» **Records**:
## START

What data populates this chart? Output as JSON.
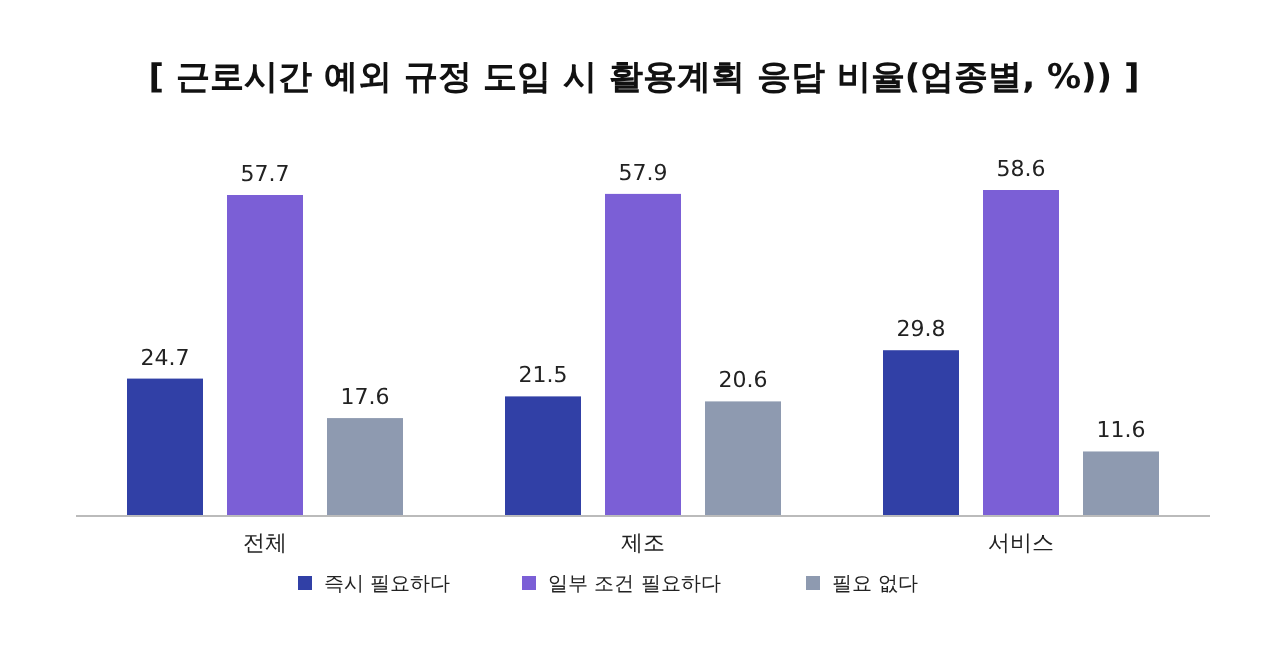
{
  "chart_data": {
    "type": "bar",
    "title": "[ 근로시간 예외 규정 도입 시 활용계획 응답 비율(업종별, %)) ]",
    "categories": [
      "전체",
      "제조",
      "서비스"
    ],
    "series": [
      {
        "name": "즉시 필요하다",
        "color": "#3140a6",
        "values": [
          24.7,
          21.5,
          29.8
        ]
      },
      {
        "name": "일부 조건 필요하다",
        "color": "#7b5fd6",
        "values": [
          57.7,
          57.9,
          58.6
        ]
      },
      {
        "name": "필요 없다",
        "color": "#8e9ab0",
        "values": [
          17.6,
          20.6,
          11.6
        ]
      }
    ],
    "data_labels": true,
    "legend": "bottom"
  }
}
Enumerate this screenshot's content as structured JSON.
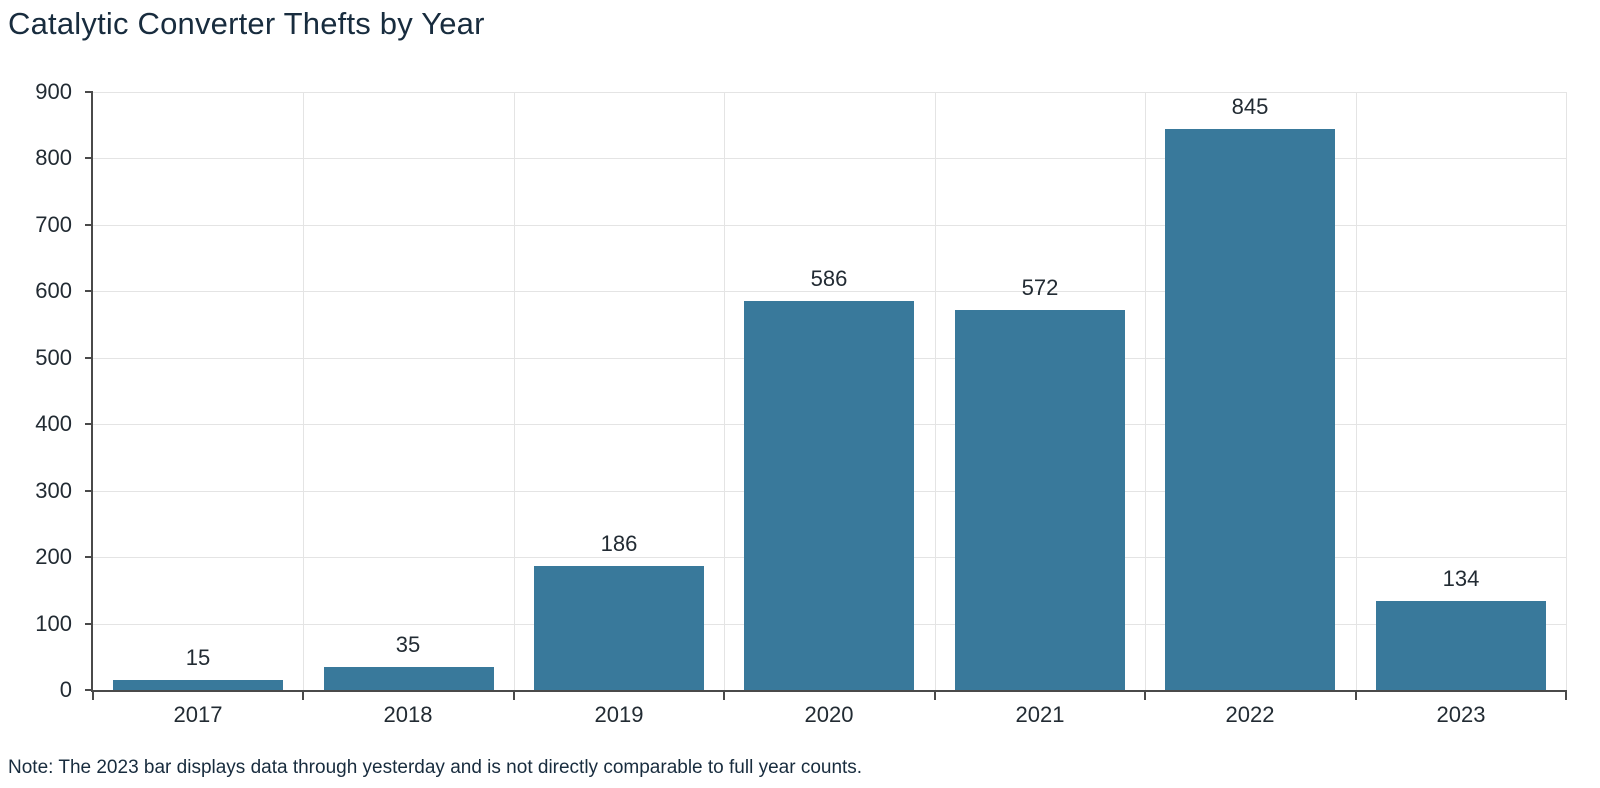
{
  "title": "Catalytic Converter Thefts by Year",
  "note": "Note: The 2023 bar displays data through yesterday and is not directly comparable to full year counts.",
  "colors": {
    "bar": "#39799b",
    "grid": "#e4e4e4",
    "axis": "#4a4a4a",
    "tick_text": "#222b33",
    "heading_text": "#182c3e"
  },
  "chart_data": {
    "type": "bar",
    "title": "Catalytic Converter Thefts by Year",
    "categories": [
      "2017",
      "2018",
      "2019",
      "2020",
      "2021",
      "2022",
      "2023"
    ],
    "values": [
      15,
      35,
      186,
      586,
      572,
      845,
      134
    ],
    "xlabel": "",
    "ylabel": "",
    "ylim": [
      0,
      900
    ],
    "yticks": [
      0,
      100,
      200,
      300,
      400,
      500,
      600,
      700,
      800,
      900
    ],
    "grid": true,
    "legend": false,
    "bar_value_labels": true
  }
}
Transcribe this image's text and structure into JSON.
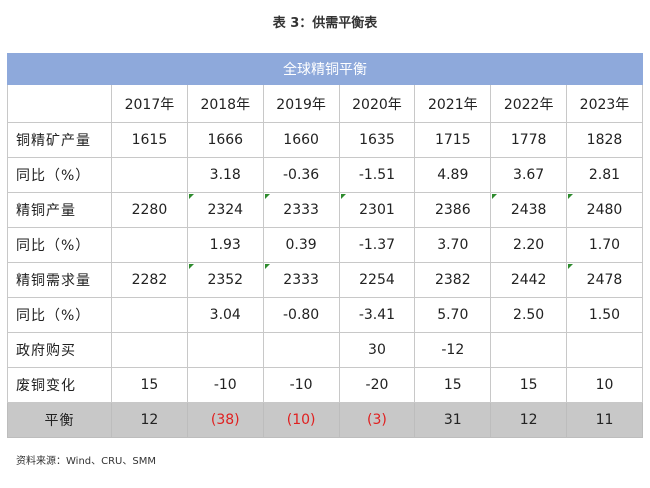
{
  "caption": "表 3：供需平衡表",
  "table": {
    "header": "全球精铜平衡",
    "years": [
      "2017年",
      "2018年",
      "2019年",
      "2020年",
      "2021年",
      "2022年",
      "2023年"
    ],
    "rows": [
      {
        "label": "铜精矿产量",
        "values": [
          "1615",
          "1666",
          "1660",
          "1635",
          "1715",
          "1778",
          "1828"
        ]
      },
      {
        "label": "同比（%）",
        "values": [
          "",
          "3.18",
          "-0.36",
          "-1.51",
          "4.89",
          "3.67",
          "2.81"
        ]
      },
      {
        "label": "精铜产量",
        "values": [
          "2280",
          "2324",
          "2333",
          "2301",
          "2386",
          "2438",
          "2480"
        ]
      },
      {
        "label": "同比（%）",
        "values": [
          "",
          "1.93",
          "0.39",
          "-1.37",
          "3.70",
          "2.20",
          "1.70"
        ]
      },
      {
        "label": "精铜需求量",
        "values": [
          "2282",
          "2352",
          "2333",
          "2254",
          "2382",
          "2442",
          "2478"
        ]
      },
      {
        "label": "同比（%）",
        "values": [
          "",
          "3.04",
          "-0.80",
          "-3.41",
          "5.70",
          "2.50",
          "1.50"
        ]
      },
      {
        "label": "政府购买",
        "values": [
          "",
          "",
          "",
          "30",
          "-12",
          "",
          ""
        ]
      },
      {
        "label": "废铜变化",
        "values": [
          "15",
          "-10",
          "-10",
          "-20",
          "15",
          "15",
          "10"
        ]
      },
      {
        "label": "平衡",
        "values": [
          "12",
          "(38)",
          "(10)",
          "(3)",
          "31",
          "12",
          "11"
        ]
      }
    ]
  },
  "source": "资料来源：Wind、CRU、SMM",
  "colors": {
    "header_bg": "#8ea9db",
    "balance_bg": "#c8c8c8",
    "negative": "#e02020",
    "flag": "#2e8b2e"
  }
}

## END
## START

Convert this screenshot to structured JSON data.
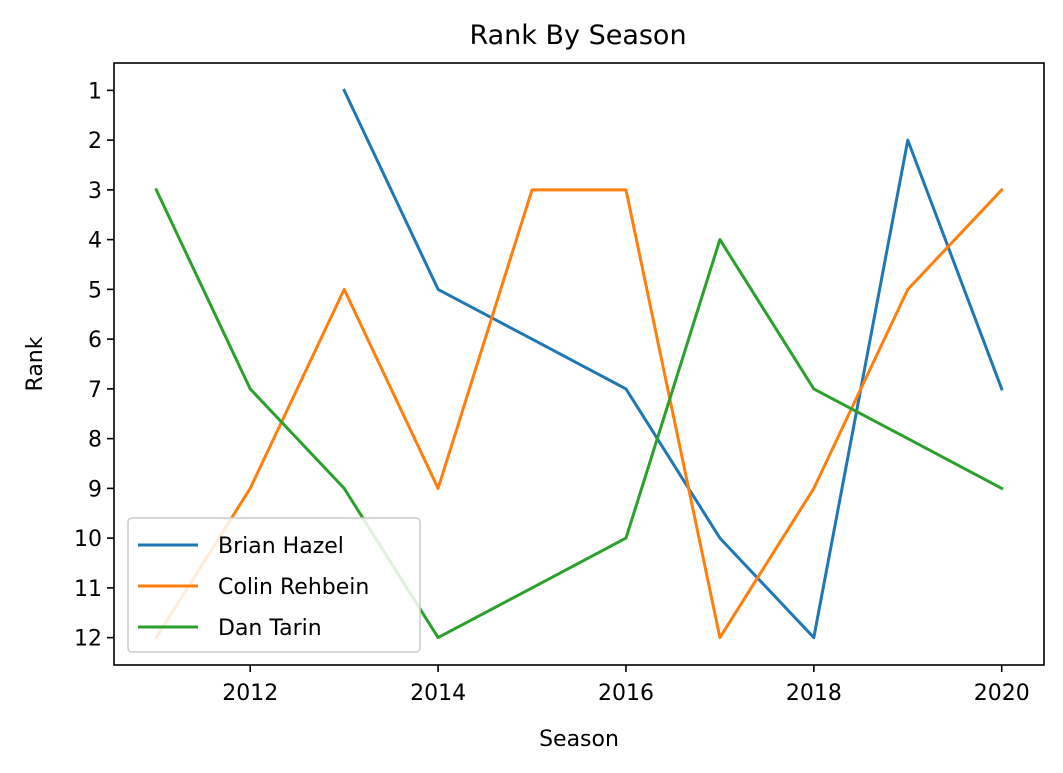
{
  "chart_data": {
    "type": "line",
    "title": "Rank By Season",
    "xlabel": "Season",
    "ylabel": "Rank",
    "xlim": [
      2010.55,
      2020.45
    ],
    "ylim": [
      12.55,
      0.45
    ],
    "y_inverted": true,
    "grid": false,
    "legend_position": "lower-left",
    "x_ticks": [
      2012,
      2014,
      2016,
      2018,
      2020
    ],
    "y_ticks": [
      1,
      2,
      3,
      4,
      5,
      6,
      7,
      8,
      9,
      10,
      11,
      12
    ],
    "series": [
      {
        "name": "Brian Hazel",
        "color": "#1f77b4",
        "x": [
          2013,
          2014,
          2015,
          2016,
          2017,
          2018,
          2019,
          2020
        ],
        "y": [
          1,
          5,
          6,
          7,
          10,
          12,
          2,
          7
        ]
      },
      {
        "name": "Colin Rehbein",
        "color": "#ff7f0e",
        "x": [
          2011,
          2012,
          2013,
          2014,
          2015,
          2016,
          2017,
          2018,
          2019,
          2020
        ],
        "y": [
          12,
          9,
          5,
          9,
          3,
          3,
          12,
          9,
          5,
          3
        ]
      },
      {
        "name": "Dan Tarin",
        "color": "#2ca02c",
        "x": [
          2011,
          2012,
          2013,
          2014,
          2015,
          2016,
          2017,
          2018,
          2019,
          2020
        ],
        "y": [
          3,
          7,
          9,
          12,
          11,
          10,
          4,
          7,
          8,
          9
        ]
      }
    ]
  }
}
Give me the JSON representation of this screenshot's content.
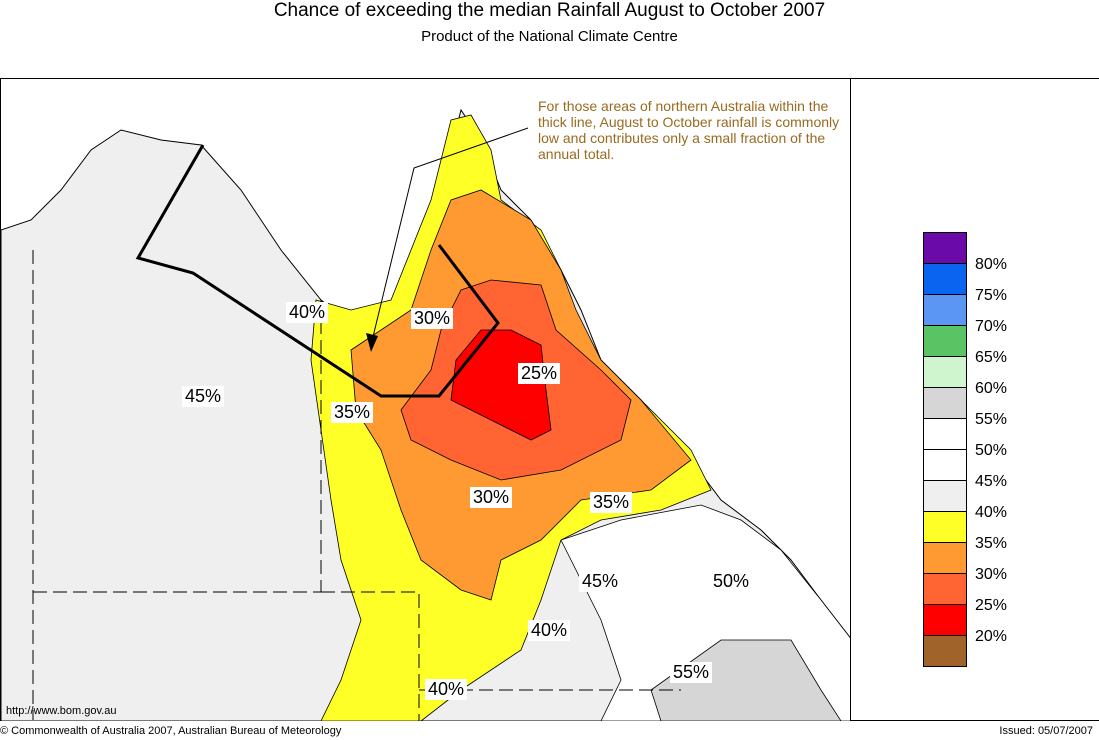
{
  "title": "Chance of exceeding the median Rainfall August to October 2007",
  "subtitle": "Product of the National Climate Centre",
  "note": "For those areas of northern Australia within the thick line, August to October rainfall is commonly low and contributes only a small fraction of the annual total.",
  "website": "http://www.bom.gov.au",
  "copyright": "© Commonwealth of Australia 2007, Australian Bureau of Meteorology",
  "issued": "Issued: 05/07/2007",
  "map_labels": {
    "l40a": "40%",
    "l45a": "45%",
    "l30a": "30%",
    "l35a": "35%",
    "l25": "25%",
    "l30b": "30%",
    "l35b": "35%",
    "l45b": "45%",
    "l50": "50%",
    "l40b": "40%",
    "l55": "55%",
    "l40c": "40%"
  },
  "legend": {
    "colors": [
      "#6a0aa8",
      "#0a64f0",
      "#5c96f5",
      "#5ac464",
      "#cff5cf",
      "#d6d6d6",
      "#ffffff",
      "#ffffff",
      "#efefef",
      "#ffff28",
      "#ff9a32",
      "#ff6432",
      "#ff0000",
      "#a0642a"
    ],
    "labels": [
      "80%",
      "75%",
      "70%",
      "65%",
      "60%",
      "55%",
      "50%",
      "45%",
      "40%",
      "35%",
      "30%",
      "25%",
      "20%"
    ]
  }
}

## END

» **Do this**: Read the data above and pull out each line that holds the string "content".

» **Answer in full**:
Enumerate this screenshot's content as structured JSON.
Give me the JSON representation of this screenshot's content.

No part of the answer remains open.